EXERCISE AIM:
Copy out the records in full, word for word, without pictures.

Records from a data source
— BEGIN —

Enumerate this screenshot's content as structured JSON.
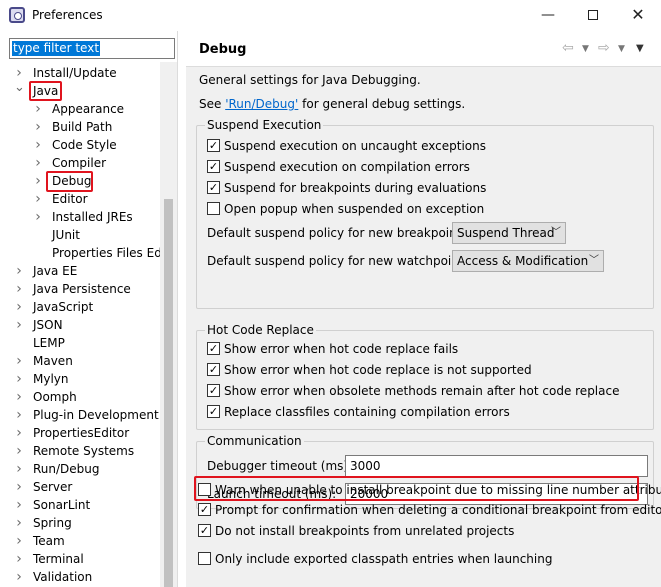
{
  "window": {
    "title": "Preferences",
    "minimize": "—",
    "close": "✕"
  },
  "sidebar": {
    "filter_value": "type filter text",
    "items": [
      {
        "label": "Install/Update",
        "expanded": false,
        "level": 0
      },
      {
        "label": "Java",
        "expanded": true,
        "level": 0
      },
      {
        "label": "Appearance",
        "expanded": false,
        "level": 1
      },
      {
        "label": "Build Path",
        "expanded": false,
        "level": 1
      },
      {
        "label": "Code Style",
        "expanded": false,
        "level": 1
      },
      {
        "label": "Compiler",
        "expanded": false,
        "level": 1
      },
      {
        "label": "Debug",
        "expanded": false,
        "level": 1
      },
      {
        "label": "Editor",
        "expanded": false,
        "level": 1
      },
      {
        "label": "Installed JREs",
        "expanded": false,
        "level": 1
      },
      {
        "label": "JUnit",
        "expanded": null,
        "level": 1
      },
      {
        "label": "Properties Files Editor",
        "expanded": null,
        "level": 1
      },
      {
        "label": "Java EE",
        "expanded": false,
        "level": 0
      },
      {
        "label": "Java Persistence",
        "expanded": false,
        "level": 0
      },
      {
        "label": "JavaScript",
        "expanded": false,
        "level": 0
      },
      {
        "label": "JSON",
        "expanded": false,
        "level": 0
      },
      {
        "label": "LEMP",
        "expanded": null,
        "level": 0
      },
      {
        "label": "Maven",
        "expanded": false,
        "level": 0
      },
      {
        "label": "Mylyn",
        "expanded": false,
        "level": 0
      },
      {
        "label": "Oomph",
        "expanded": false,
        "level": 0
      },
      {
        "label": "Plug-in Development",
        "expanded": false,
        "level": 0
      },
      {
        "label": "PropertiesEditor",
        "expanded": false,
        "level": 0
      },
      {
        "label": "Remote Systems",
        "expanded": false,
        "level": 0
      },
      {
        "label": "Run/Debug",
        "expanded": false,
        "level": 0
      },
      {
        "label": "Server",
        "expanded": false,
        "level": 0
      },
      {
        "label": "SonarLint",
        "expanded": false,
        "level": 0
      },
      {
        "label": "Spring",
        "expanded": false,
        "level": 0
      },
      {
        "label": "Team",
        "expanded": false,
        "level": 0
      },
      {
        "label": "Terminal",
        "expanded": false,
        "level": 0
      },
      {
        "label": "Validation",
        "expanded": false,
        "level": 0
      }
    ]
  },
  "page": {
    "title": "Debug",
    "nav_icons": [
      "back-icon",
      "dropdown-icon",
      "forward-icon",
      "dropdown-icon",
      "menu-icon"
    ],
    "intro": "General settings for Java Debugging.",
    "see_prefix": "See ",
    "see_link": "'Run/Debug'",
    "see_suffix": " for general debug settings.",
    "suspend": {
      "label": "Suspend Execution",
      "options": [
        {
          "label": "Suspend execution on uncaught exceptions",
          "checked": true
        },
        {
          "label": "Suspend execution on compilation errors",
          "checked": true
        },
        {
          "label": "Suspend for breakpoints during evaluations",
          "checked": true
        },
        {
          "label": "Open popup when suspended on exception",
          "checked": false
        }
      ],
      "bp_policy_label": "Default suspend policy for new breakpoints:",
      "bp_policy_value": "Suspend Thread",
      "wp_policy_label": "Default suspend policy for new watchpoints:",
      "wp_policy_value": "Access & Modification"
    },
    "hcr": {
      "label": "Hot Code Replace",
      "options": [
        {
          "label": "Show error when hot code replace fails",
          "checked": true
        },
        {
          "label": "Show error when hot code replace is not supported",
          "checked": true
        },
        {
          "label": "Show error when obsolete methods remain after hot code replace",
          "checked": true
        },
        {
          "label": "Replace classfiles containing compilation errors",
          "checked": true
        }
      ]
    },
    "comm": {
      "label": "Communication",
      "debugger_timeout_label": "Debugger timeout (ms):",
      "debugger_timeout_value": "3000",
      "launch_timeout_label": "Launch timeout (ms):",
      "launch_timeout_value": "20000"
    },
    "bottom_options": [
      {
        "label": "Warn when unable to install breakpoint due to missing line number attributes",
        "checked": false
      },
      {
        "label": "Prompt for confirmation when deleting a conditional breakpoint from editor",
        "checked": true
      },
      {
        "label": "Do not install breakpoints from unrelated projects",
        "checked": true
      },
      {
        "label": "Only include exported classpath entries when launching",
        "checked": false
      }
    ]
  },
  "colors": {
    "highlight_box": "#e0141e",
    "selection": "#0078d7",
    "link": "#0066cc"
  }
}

— END —

ANSWER TO THIS TASK:
Enumerate this screenshot's content as structured JSON.
{
  "window": {
    "title": "Preferences",
    "minimize": "—",
    "close": "✕"
  },
  "sidebar": {
    "filter_value": "type filter text",
    "items": [
      {
        "label": "Install/Update",
        "expanded": false,
        "level": 0
      },
      {
        "label": "Java",
        "expanded": true,
        "level": 0
      },
      {
        "label": "Appearance",
        "expanded": false,
        "level": 1
      },
      {
        "label": "Build Path",
        "expanded": false,
        "level": 1
      },
      {
        "label": "Code Style",
        "expanded": false,
        "level": 1
      },
      {
        "label": "Compiler",
        "expanded": false,
        "level": 1
      },
      {
        "label": "Debug",
        "expanded": false,
        "level": 1
      },
      {
        "label": "Editor",
        "expanded": false,
        "level": 1
      },
      {
        "label": "Installed JREs",
        "expanded": false,
        "level": 1
      },
      {
        "label": "JUnit",
        "expanded": null,
        "level": 1
      },
      {
        "label": "Properties Files Editor",
        "expanded": null,
        "level": 1
      },
      {
        "label": "Java EE",
        "expanded": false,
        "level": 0
      },
      {
        "label": "Java Persistence",
        "expanded": false,
        "level": 0
      },
      {
        "label": "JavaScript",
        "expanded": false,
        "level": 0
      },
      {
        "label": "JSON",
        "expanded": false,
        "level": 0
      },
      {
        "label": "LEMP",
        "expanded": null,
        "level": 0
      },
      {
        "label": "Maven",
        "expanded": false,
        "level": 0
      },
      {
        "label": "Mylyn",
        "expanded": false,
        "level": 0
      },
      {
        "label": "Oomph",
        "expanded": false,
        "level": 0
      },
      {
        "label": "Plug-in Development",
        "expanded": false,
        "level": 0
      },
      {
        "label": "PropertiesEditor",
        "expanded": false,
        "level": 0
      },
      {
        "label": "Remote Systems",
        "expanded": false,
        "level": 0
      },
      {
        "label": "Run/Debug",
        "expanded": false,
        "level": 0
      },
      {
        "label": "Server",
        "expanded": false,
        "level": 0
      },
      {
        "label": "SonarLint",
        "expanded": false,
        "level": 0
      },
      {
        "label": "Spring",
        "expanded": false,
        "level": 0
      },
      {
        "label": "Team",
        "expanded": false,
        "level": 0
      },
      {
        "label": "Terminal",
        "expanded": false,
        "level": 0
      },
      {
        "label": "Validation",
        "expanded": false,
        "level": 0
      }
    ]
  },
  "page": {
    "title": "Debug",
    "nav_icons": [
      "back-icon",
      "dropdown-icon",
      "forward-icon",
      "dropdown-icon",
      "menu-icon"
    ],
    "intro": "General settings for Java Debugging.",
    "see_prefix": "See ",
    "see_link": "'Run/Debug'",
    "see_suffix": " for general debug settings.",
    "suspend": {
      "label": "Suspend Execution",
      "options": [
        {
          "label": "Suspend execution on uncaught exceptions",
          "checked": true
        },
        {
          "label": "Suspend execution on compilation errors",
          "checked": true
        },
        {
          "label": "Suspend for breakpoints during evaluations",
          "checked": true
        },
        {
          "label": "Open popup when suspended on exception",
          "checked": false
        }
      ],
      "bp_policy_label": "Default suspend policy for new breakpoints:",
      "bp_policy_value": "Suspend Thread",
      "wp_policy_label": "Default suspend policy for new watchpoints:",
      "wp_policy_value": "Access & Modification"
    },
    "hcr": {
      "label": "Hot Code Replace",
      "options": [
        {
          "label": "Show error when hot code replace fails",
          "checked": true
        },
        {
          "label": "Show error when hot code replace is not supported",
          "checked": true
        },
        {
          "label": "Show error when obsolete methods remain after hot code replace",
          "checked": true
        },
        {
          "label": "Replace classfiles containing compilation errors",
          "checked": true
        }
      ]
    },
    "comm": {
      "label": "Communication",
      "debugger_timeout_label": "Debugger timeout (ms):",
      "debugger_timeout_value": "3000",
      "launch_timeout_label": "Launch timeout (ms):",
      "launch_timeout_value": "20000"
    },
    "bottom_options": [
      {
        "label": "Warn when unable to install breakpoint due to missing line number attributes",
        "checked": false
      },
      {
        "label": "Prompt for confirmation when deleting a conditional breakpoint from editor",
        "checked": true
      },
      {
        "label": "Do not install breakpoints from unrelated projects",
        "checked": true
      },
      {
        "label": "Only include exported classpath entries when launching",
        "checked": false
      }
    ]
  },
  "colors": {
    "highlight_box": "#e0141e",
    "selection": "#0078d7",
    "link": "#0066cc"
  }
}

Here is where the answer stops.